PROBLEM: The records are to be restated in their entirety, word for word.

>> start

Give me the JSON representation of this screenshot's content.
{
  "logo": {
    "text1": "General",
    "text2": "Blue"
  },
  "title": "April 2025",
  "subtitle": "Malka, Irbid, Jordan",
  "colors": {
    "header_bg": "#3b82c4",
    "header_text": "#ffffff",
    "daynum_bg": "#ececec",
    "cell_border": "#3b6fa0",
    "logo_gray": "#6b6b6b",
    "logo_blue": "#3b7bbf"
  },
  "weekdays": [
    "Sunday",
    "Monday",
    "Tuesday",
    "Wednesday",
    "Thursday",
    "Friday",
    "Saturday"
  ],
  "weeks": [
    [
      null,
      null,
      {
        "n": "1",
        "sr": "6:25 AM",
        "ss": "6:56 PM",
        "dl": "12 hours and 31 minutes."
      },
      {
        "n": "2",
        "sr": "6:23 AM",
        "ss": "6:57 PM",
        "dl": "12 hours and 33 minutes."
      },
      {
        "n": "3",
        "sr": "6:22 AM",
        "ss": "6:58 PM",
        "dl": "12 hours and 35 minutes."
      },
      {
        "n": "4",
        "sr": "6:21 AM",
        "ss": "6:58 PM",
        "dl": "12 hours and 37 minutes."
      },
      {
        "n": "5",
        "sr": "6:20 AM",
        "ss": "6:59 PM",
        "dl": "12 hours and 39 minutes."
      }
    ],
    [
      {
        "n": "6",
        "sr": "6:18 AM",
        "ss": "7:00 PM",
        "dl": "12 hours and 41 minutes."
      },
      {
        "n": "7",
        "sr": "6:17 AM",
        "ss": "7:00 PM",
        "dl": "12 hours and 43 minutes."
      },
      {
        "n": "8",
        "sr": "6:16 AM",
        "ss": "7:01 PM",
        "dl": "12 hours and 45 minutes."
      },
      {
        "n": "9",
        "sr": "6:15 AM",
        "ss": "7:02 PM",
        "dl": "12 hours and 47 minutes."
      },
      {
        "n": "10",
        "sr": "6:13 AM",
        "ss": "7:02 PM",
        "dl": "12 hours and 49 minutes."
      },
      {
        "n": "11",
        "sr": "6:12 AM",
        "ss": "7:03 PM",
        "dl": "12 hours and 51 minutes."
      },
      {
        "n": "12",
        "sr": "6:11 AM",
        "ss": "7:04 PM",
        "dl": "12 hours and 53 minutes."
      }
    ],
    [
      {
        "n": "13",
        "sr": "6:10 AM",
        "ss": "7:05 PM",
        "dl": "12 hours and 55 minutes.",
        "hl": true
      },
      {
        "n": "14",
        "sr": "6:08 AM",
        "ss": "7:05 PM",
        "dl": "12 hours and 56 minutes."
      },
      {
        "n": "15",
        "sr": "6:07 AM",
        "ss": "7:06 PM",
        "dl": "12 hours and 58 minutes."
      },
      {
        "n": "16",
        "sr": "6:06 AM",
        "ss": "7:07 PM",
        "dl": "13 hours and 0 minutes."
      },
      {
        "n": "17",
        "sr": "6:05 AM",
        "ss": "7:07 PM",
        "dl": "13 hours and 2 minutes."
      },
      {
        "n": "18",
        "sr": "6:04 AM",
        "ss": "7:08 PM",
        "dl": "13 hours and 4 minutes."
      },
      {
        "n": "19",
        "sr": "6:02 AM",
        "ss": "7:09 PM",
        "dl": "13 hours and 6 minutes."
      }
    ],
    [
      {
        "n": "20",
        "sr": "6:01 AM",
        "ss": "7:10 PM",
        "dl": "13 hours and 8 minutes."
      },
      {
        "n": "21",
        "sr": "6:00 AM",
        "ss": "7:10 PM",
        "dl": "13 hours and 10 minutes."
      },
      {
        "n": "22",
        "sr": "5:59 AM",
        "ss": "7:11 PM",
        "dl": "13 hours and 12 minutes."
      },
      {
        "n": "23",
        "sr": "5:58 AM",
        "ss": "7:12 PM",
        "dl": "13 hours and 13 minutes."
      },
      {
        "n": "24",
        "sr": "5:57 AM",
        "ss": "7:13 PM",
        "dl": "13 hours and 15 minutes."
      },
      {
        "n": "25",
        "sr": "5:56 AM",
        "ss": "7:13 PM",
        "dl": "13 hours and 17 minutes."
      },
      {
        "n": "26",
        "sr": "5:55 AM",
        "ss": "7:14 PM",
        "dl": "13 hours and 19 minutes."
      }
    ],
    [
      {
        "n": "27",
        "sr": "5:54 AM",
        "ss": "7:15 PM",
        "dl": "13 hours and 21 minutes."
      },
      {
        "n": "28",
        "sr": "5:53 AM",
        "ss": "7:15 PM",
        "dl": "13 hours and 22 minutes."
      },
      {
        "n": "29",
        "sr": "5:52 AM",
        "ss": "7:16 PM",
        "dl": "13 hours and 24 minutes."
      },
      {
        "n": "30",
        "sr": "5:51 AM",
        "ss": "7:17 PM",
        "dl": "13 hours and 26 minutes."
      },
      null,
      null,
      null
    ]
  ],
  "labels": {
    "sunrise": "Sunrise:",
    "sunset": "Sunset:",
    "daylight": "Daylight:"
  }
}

>> end

WRITTEN SOLUTION:
Give me the JSON representation of this screenshot's content.
{
  "logo": {
    "text1": "General",
    "text2": "Blue"
  },
  "title": "April 2025",
  "subtitle": "Malka, Irbid, Jordan",
  "colors": {
    "header_bg": "#3b82c4",
    "header_text": "#ffffff",
    "daynum_bg": "#ececec",
    "cell_border": "#3b6fa0",
    "logo_gray": "#6b6b6b",
    "logo_blue": "#3b7bbf"
  },
  "weekdays": [
    "Sunday",
    "Monday",
    "Tuesday",
    "Wednesday",
    "Thursday",
    "Friday",
    "Saturday"
  ],
  "weeks": [
    [
      null,
      null,
      {
        "n": "1",
        "sr": "6:25 AM",
        "ss": "6:56 PM",
        "dl": "12 hours and 31 minutes."
      },
      {
        "n": "2",
        "sr": "6:23 AM",
        "ss": "6:57 PM",
        "dl": "12 hours and 33 minutes."
      },
      {
        "n": "3",
        "sr": "6:22 AM",
        "ss": "6:58 PM",
        "dl": "12 hours and 35 minutes."
      },
      {
        "n": "4",
        "sr": "6:21 AM",
        "ss": "6:58 PM",
        "dl": "12 hours and 37 minutes."
      },
      {
        "n": "5",
        "sr": "6:20 AM",
        "ss": "6:59 PM",
        "dl": "12 hours and 39 minutes."
      }
    ],
    [
      {
        "n": "6",
        "sr": "6:18 AM",
        "ss": "7:00 PM",
        "dl": "12 hours and 41 minutes."
      },
      {
        "n": "7",
        "sr": "6:17 AM",
        "ss": "7:00 PM",
        "dl": "12 hours and 43 minutes."
      },
      {
        "n": "8",
        "sr": "6:16 AM",
        "ss": "7:01 PM",
        "dl": "12 hours and 45 minutes."
      },
      {
        "n": "9",
        "sr": "6:15 AM",
        "ss": "7:02 PM",
        "dl": "12 hours and 47 minutes."
      },
      {
        "n": "10",
        "sr": "6:13 AM",
        "ss": "7:02 PM",
        "dl": "12 hours and 49 minutes."
      },
      {
        "n": "11",
        "sr": "6:12 AM",
        "ss": "7:03 PM",
        "dl": "12 hours and 51 minutes."
      },
      {
        "n": "12",
        "sr": "6:11 AM",
        "ss": "7:04 PM",
        "dl": "12 hours and 53 minutes."
      }
    ],
    [
      {
        "n": "13",
        "sr": "6:10 AM",
        "ss": "7:05 PM",
        "dl": "12 hours and 55 minutes.",
        "hl": true
      },
      {
        "n": "14",
        "sr": "6:08 AM",
        "ss": "7:05 PM",
        "dl": "12 hours and 56 minutes."
      },
      {
        "n": "15",
        "sr": "6:07 AM",
        "ss": "7:06 PM",
        "dl": "12 hours and 58 minutes."
      },
      {
        "n": "16",
        "sr": "6:06 AM",
        "ss": "7:07 PM",
        "dl": "13 hours and 0 minutes."
      },
      {
        "n": "17",
        "sr": "6:05 AM",
        "ss": "7:07 PM",
        "dl": "13 hours and 2 minutes."
      },
      {
        "n": "18",
        "sr": "6:04 AM",
        "ss": "7:08 PM",
        "dl": "13 hours and 4 minutes."
      },
      {
        "n": "19",
        "sr": "6:02 AM",
        "ss": "7:09 PM",
        "dl": "13 hours and 6 minutes."
      }
    ],
    [
      {
        "n": "20",
        "sr": "6:01 AM",
        "ss": "7:10 PM",
        "dl": "13 hours and 8 minutes."
      },
      {
        "n": "21",
        "sr": "6:00 AM",
        "ss": "7:10 PM",
        "dl": "13 hours and 10 minutes."
      },
      {
        "n": "22",
        "sr": "5:59 AM",
        "ss": "7:11 PM",
        "dl": "13 hours and 12 minutes."
      },
      {
        "n": "23",
        "sr": "5:58 AM",
        "ss": "7:12 PM",
        "dl": "13 hours and 13 minutes."
      },
      {
        "n": "24",
        "sr": "5:57 AM",
        "ss": "7:13 PM",
        "dl": "13 hours and 15 minutes."
      },
      {
        "n": "25",
        "sr": "5:56 AM",
        "ss": "7:13 PM",
        "dl": "13 hours and 17 minutes."
      },
      {
        "n": "26",
        "sr": "5:55 AM",
        "ss": "7:14 PM",
        "dl": "13 hours and 19 minutes."
      }
    ],
    [
      {
        "n": "27",
        "sr": "5:54 AM",
        "ss": "7:15 PM",
        "dl": "13 hours and 21 minutes."
      },
      {
        "n": "28",
        "sr": "5:53 AM",
        "ss": "7:15 PM",
        "dl": "13 hours and 22 minutes."
      },
      {
        "n": "29",
        "sr": "5:52 AM",
        "ss": "7:16 PM",
        "dl": "13 hours and 24 minutes."
      },
      {
        "n": "30",
        "sr": "5:51 AM",
        "ss": "7:17 PM",
        "dl": "13 hours and 26 minutes."
      },
      null,
      null,
      null
    ]
  ],
  "labels": {
    "sunrise": "Sunrise:",
    "sunset": "Sunset:",
    "daylight": "Daylight:"
  }
}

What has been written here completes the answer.